─── Records supplied ───

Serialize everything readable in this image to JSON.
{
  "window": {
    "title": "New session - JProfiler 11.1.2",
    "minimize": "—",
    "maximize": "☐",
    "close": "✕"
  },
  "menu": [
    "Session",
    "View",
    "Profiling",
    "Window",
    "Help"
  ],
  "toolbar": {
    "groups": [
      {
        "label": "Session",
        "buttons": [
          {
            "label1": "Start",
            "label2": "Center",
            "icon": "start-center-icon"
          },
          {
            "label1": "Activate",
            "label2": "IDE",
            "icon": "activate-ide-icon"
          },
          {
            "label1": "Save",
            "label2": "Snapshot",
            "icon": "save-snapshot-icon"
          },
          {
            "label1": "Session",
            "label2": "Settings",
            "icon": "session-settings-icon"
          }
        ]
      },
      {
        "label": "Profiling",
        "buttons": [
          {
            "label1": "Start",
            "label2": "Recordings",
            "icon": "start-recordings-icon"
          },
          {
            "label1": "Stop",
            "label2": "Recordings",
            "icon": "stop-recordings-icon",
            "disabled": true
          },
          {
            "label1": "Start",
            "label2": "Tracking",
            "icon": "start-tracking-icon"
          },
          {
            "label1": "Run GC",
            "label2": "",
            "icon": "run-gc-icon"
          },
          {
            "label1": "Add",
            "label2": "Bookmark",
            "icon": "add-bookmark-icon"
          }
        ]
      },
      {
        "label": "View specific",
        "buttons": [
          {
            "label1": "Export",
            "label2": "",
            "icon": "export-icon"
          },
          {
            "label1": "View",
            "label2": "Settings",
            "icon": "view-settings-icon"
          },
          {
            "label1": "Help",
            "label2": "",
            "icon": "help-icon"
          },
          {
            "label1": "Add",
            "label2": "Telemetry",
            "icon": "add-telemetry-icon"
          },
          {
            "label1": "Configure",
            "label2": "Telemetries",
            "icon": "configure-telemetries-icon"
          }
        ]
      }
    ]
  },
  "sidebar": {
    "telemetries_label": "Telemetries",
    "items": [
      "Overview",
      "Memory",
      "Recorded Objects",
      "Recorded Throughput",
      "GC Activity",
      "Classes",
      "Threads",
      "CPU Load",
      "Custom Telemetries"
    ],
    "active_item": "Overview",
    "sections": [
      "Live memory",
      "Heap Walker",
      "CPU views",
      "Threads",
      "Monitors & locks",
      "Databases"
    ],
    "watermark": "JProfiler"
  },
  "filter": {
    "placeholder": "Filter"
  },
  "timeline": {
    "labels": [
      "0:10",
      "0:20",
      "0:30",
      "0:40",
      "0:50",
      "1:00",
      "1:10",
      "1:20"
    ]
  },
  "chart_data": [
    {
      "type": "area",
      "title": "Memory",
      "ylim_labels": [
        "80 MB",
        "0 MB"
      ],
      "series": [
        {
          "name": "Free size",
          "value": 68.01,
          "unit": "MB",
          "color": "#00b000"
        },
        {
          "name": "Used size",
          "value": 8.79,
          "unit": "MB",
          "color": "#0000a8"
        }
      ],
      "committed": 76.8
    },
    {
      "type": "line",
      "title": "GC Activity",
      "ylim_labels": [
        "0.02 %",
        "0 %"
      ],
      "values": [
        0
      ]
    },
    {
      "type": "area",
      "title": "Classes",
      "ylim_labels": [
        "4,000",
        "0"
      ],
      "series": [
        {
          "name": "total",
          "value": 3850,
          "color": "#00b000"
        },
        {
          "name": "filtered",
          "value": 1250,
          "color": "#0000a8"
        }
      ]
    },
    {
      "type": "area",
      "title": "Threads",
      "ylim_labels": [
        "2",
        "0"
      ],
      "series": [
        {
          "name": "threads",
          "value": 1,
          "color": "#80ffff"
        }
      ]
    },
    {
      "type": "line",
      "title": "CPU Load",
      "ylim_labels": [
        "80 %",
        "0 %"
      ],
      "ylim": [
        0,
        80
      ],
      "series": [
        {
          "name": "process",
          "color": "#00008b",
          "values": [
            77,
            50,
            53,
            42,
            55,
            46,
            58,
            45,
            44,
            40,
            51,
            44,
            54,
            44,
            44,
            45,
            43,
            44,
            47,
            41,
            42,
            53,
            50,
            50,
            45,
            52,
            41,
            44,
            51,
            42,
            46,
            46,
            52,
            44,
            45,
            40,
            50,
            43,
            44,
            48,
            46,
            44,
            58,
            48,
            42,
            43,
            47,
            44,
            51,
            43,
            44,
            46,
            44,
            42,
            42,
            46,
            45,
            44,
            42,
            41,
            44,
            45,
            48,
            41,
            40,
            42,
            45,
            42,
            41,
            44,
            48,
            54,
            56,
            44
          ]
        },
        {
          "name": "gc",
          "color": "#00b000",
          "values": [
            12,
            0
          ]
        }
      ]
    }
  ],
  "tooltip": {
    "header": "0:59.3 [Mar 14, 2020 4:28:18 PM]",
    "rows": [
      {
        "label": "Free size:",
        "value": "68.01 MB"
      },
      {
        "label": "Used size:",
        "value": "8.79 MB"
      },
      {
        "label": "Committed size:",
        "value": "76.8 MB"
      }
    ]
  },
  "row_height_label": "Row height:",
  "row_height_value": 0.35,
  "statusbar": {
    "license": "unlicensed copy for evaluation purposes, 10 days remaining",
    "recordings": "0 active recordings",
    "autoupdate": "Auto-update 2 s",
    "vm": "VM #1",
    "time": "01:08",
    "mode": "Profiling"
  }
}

───

▸ **The task**
Print the complete listing again, exactly as it stands.

▸ **Output for this exercise**
Serialize everything readable in this image to JSON.
{
  "window": {
    "title": "New session - JProfiler 11.1.2",
    "minimize": "—",
    "maximize": "☐",
    "close": "✕"
  },
  "menu": [
    "Session",
    "View",
    "Profiling",
    "Window",
    "Help"
  ],
  "toolbar": {
    "groups": [
      {
        "label": "Session",
        "buttons": [
          {
            "label1": "Start",
            "label2": "Center",
            "icon": "start-center-icon"
          },
          {
            "label1": "Activate",
            "label2": "IDE",
            "icon": "activate-ide-icon"
          },
          {
            "label1": "Save",
            "label2": "Snapshot",
            "icon": "save-snapshot-icon"
          },
          {
            "label1": "Session",
            "label2": "Settings",
            "icon": "session-settings-icon"
          }
        ]
      },
      {
        "label": "Profiling",
        "buttons": [
          {
            "label1": "Start",
            "label2": "Recordings",
            "icon": "start-recordings-icon"
          },
          {
            "label1": "Stop",
            "label2": "Recordings",
            "icon": "stop-recordings-icon",
            "disabled": true
          },
          {
            "label1": "Start",
            "label2": "Tracking",
            "icon": "start-tracking-icon"
          },
          {
            "label1": "Run GC",
            "label2": "",
            "icon": "run-gc-icon"
          },
          {
            "label1": "Add",
            "label2": "Bookmark",
            "icon": "add-bookmark-icon"
          }
        ]
      },
      {
        "label": "View specific",
        "buttons": [
          {
            "label1": "Export",
            "label2": "",
            "icon": "export-icon"
          },
          {
            "label1": "View",
            "label2": "Settings",
            "icon": "view-settings-icon"
          },
          {
            "label1": "Help",
            "label2": "",
            "icon": "help-icon"
          },
          {
            "label1": "Add",
            "label2": "Telemetry",
            "icon": "add-telemetry-icon"
          },
          {
            "label1": "Configure",
            "label2": "Telemetries",
            "icon": "configure-telemetries-icon"
          }
        ]
      }
    ]
  },
  "sidebar": {
    "telemetries_label": "Telemetries",
    "items": [
      "Overview",
      "Memory",
      "Recorded Objects",
      "Recorded Throughput",
      "GC Activity",
      "Classes",
      "Threads",
      "CPU Load",
      "Custom Telemetries"
    ],
    "active_item": "Overview",
    "sections": [
      "Live memory",
      "Heap Walker",
      "CPU views",
      "Threads",
      "Monitors & locks",
      "Databases"
    ],
    "watermark": "JProfiler"
  },
  "filter": {
    "placeholder": "Filter"
  },
  "timeline": {
    "labels": [
      "0:10",
      "0:20",
      "0:30",
      "0:40",
      "0:50",
      "1:00",
      "1:10",
      "1:20"
    ]
  },
  "chart_data": [
    {
      "type": "area",
      "title": "Memory",
      "ylim_labels": [
        "80 MB",
        "0 MB"
      ],
      "series": [
        {
          "name": "Free size",
          "value": 68.01,
          "unit": "MB",
          "color": "#00b000"
        },
        {
          "name": "Used size",
          "value": 8.79,
          "unit": "MB",
          "color": "#0000a8"
        }
      ],
      "committed": 76.8
    },
    {
      "type": "line",
      "title": "GC Activity",
      "ylim_labels": [
        "0.02 %",
        "0 %"
      ],
      "values": [
        0
      ]
    },
    {
      "type": "area",
      "title": "Classes",
      "ylim_labels": [
        "4,000",
        "0"
      ],
      "series": [
        {
          "name": "total",
          "value": 3850,
          "color": "#00b000"
        },
        {
          "name": "filtered",
          "value": 1250,
          "color": "#0000a8"
        }
      ]
    },
    {
      "type": "area",
      "title": "Threads",
      "ylim_labels": [
        "2",
        "0"
      ],
      "series": [
        {
          "name": "threads",
          "value": 1,
          "color": "#80ffff"
        }
      ]
    },
    {
      "type": "line",
      "title": "CPU Load",
      "ylim_labels": [
        "80 %",
        "0 %"
      ],
      "ylim": [
        0,
        80
      ],
      "series": [
        {
          "name": "process",
          "color": "#00008b",
          "values": [
            77,
            50,
            53,
            42,
            55,
            46,
            58,
            45,
            44,
            40,
            51,
            44,
            54,
            44,
            44,
            45,
            43,
            44,
            47,
            41,
            42,
            53,
            50,
            50,
            45,
            52,
            41,
            44,
            51,
            42,
            46,
            46,
            52,
            44,
            45,
            40,
            50,
            43,
            44,
            48,
            46,
            44,
            58,
            48,
            42,
            43,
            47,
            44,
            51,
            43,
            44,
            46,
            44,
            42,
            42,
            46,
            45,
            44,
            42,
            41,
            44,
            45,
            48,
            41,
            40,
            42,
            45,
            42,
            41,
            44,
            48,
            54,
            56,
            44
          ]
        },
        {
          "name": "gc",
          "color": "#00b000",
          "values": [
            12,
            0
          ]
        }
      ]
    }
  ],
  "tooltip": {
    "header": "0:59.3 [Mar 14, 2020 4:28:18 PM]",
    "rows": [
      {
        "label": "Free size:",
        "value": "68.01 MB"
      },
      {
        "label": "Used size:",
        "value": "8.79 MB"
      },
      {
        "label": "Committed size:",
        "value": "76.8 MB"
      }
    ]
  },
  "row_height_label": "Row height:",
  "row_height_value": 0.35,
  "statusbar": {
    "license": "unlicensed copy for evaluation purposes, 10 days remaining",
    "recordings": "0 active recordings",
    "autoupdate": "Auto-update 2 s",
    "vm": "VM #1",
    "time": "01:08",
    "mode": "Profiling"
  }
}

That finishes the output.